--- start ---

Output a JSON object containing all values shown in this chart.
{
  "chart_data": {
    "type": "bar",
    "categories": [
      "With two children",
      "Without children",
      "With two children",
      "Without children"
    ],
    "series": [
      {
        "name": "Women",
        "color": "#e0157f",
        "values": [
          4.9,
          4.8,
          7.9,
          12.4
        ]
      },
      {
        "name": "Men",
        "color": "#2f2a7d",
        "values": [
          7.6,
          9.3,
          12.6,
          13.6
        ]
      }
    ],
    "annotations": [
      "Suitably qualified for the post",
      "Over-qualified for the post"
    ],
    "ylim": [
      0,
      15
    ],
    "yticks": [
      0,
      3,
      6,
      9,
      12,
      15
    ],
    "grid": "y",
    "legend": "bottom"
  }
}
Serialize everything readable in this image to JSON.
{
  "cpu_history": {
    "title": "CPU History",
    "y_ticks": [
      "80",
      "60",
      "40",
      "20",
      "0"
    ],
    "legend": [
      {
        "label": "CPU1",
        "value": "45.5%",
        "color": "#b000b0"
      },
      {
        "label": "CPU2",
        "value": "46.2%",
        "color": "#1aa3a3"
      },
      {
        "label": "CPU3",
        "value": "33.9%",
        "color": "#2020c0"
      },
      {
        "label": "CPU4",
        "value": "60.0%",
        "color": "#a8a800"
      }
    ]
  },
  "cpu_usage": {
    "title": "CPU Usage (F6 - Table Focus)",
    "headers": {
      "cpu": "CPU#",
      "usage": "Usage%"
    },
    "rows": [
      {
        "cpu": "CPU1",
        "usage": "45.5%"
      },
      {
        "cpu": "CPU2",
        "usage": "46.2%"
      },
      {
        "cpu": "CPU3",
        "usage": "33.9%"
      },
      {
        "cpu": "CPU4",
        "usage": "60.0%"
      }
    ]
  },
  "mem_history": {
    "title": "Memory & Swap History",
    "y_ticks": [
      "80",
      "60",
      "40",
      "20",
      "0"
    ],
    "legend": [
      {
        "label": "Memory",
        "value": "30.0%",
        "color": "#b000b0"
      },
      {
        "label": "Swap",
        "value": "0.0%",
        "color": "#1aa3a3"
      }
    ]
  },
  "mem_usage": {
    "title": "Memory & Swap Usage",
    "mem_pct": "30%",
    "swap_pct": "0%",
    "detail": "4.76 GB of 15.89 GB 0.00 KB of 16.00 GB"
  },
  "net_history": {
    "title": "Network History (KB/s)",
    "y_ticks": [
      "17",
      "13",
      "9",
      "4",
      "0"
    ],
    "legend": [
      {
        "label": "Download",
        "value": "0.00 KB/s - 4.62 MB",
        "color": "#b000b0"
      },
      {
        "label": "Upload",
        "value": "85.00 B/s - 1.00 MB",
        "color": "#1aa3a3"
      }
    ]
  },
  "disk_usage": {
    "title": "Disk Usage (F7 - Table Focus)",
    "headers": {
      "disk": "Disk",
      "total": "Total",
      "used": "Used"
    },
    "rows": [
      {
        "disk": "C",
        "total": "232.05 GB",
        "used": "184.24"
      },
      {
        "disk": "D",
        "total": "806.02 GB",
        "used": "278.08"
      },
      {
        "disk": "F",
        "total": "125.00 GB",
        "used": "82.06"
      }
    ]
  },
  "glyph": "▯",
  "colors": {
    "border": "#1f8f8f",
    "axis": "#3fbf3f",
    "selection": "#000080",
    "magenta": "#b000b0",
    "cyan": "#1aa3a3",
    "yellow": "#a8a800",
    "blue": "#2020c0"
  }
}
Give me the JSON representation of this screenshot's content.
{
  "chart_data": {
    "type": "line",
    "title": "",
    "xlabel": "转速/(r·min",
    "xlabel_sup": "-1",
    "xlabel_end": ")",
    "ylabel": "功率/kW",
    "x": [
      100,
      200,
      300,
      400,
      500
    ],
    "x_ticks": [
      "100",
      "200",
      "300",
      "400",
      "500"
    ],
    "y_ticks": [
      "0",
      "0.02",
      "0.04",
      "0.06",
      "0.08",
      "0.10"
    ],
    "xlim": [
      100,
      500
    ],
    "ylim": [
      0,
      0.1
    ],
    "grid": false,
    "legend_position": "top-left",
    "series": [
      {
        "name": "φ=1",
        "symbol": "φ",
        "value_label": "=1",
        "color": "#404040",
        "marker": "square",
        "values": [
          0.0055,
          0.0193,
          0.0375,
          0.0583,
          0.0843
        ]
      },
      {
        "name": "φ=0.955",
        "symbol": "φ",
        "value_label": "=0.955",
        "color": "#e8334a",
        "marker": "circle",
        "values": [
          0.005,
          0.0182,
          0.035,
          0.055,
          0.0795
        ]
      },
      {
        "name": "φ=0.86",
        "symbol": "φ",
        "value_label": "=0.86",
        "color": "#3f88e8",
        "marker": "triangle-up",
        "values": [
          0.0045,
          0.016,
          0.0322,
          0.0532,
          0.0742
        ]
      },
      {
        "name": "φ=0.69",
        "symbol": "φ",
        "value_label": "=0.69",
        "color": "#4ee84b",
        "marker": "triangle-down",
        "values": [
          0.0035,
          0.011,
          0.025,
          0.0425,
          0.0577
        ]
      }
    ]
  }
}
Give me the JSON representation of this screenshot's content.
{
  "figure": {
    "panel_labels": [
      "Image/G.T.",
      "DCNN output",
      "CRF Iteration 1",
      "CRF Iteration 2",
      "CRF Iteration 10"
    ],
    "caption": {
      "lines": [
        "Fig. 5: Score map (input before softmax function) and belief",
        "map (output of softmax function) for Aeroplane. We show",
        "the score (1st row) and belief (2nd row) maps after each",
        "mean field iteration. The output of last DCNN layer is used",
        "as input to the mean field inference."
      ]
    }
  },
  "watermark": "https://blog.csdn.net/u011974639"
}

--- end ---

WORK TO DO: Set down every line of the listing above again, exactly as given.

COMPLETED TASK:
Output a JSON object containing all values shown in this chart.
{
  "chart_data": {
    "type": "bar",
    "categories": [
      "With two children",
      "Without children",
      "With two children",
      "Without children"
    ],
    "series": [
      {
        "name": "Women",
        "color": "#e0157f",
        "values": [
          4.9,
          4.8,
          7.9,
          12.4
        ]
      },
      {
        "name": "Men",
        "color": "#2f2a7d",
        "values": [
          7.6,
          9.3,
          12.6,
          13.6
        ]
      }
    ],
    "annotations": [
      "Suitably qualified for the post",
      "Over-qualified for the post"
    ],
    "ylim": [
      0,
      15
    ],
    "yticks": [
      0,
      3,
      6,
      9,
      12,
      15
    ],
    "grid": "y",
    "legend": "bottom"
  }
}
Serialize everything readable in this image to JSON.
{
  "cpu_history": {
    "title": "CPU History",
    "y_ticks": [
      "80",
      "60",
      "40",
      "20",
      "0"
    ],
    "legend": [
      {
        "label": "CPU1",
        "value": "45.5%",
        "color": "#b000b0"
      },
      {
        "label": "CPU2",
        "value": "46.2%",
        "color": "#1aa3a3"
      },
      {
        "label": "CPU3",
        "value": "33.9%",
        "color": "#2020c0"
      },
      {
        "label": "CPU4",
        "value": "60.0%",
        "color": "#a8a800"
      }
    ]
  },
  "cpu_usage": {
    "title": "CPU Usage (F6 - Table Focus)",
    "headers": {
      "cpu": "CPU#",
      "usage": "Usage%"
    },
    "rows": [
      {
        "cpu": "CPU1",
        "usage": "45.5%"
      },
      {
        "cpu": "CPU2",
        "usage": "46.2%"
      },
      {
        "cpu": "CPU3",
        "usage": "33.9%"
      },
      {
        "cpu": "CPU4",
        "usage": "60.0%"
      }
    ]
  },
  "mem_history": {
    "title": "Memory & Swap History",
    "y_ticks": [
      "80",
      "60",
      "40",
      "20",
      "0"
    ],
    "legend": [
      {
        "label": "Memory",
        "value": "30.0%",
        "color": "#b000b0"
      },
      {
        "label": "Swap",
        "value": "0.0%",
        "color": "#1aa3a3"
      }
    ]
  },
  "mem_usage": {
    "title": "Memory & Swap Usage",
    "mem_pct": "30%",
    "swap_pct": "0%",
    "detail": "4.76 GB of 15.89 GB 0.00 KB of 16.00 GB"
  },
  "net_history": {
    "title": "Network History (KB/s)",
    "y_ticks": [
      "17",
      "13",
      "9",
      "4",
      "0"
    ],
    "legend": [
      {
        "label": "Download",
        "value": "0.00 KB/s - 4.62 MB",
        "color": "#b000b0"
      },
      {
        "label": "Upload",
        "value": "85.00 B/s - 1.00 MB",
        "color": "#1aa3a3"
      }
    ]
  },
  "disk_usage": {
    "title": "Disk Usage (F7 - Table Focus)",
    "headers": {
      "disk": "Disk",
      "total": "Total",
      "used": "Used"
    },
    "rows": [
      {
        "disk": "C",
        "total": "232.05 GB",
        "used": "184.24"
      },
      {
        "disk": "D",
        "total": "806.02 GB",
        "used": "278.08"
      },
      {
        "disk": "F",
        "total": "125.00 GB",
        "used": "82.06"
      }
    ]
  },
  "glyph": "▯",
  "colors": {
    "border": "#1f8f8f",
    "axis": "#3fbf3f",
    "selection": "#000080",
    "magenta": "#b000b0",
    "cyan": "#1aa3a3",
    "yellow": "#a8a800",
    "blue": "#2020c0"
  }
}
Give me the JSON representation of this screenshot's content.
{
  "chart_data": {
    "type": "line",
    "title": "",
    "xlabel": "转速/(r·min",
    "xlabel_sup": "-1",
    "xlabel_end": ")",
    "ylabel": "功率/kW",
    "x": [
      100,
      200,
      300,
      400,
      500
    ],
    "x_ticks": [
      "100",
      "200",
      "300",
      "400",
      "500"
    ],
    "y_ticks": [
      "0",
      "0.02",
      "0.04",
      "0.06",
      "0.08",
      "0.10"
    ],
    "xlim": [
      100,
      500
    ],
    "ylim": [
      0,
      0.1
    ],
    "grid": false,
    "legend_position": "top-left",
    "series": [
      {
        "name": "φ=1",
        "symbol": "φ",
        "value_label": "=1",
        "color": "#404040",
        "marker": "square",
        "values": [
          0.0055,
          0.0193,
          0.0375,
          0.0583,
          0.0843
        ]
      },
      {
        "name": "φ=0.955",
        "symbol": "φ",
        "value_label": "=0.955",
        "color": "#e8334a",
        "marker": "circle",
        "values": [
          0.005,
          0.0182,
          0.035,
          0.055,
          0.0795
        ]
      },
      {
        "name": "φ=0.86",
        "symbol": "φ",
        "value_label": "=0.86",
        "color": "#3f88e8",
        "marker": "triangle-up",
        "values": [
          0.0045,
          0.016,
          0.0322,
          0.0532,
          0.0742
        ]
      },
      {
        "name": "φ=0.69",
        "symbol": "φ",
        "value_label": "=0.69",
        "color": "#4ee84b",
        "marker": "triangle-down",
        "values": [
          0.0035,
          0.011,
          0.025,
          0.0425,
          0.0577
        ]
      }
    ]
  }
}
Give me the JSON representation of this screenshot's content.
{
  "figure": {
    "panel_labels": [
      "Image/G.T.",
      "DCNN output",
      "CRF Iteration 1",
      "CRF Iteration 2",
      "CRF Iteration 10"
    ],
    "caption": {
      "lines": [
        "Fig. 5: Score map (input before softmax function) and belief",
        "map (output of softmax function) for Aeroplane. We show",
        "the score (1st row) and belief (2nd row) maps after each",
        "mean field iteration. The output of last DCNN layer is used",
        "as input to the mean field inference."
      ]
    }
  },
  "watermark": "https://blog.csdn.net/u011974639"
}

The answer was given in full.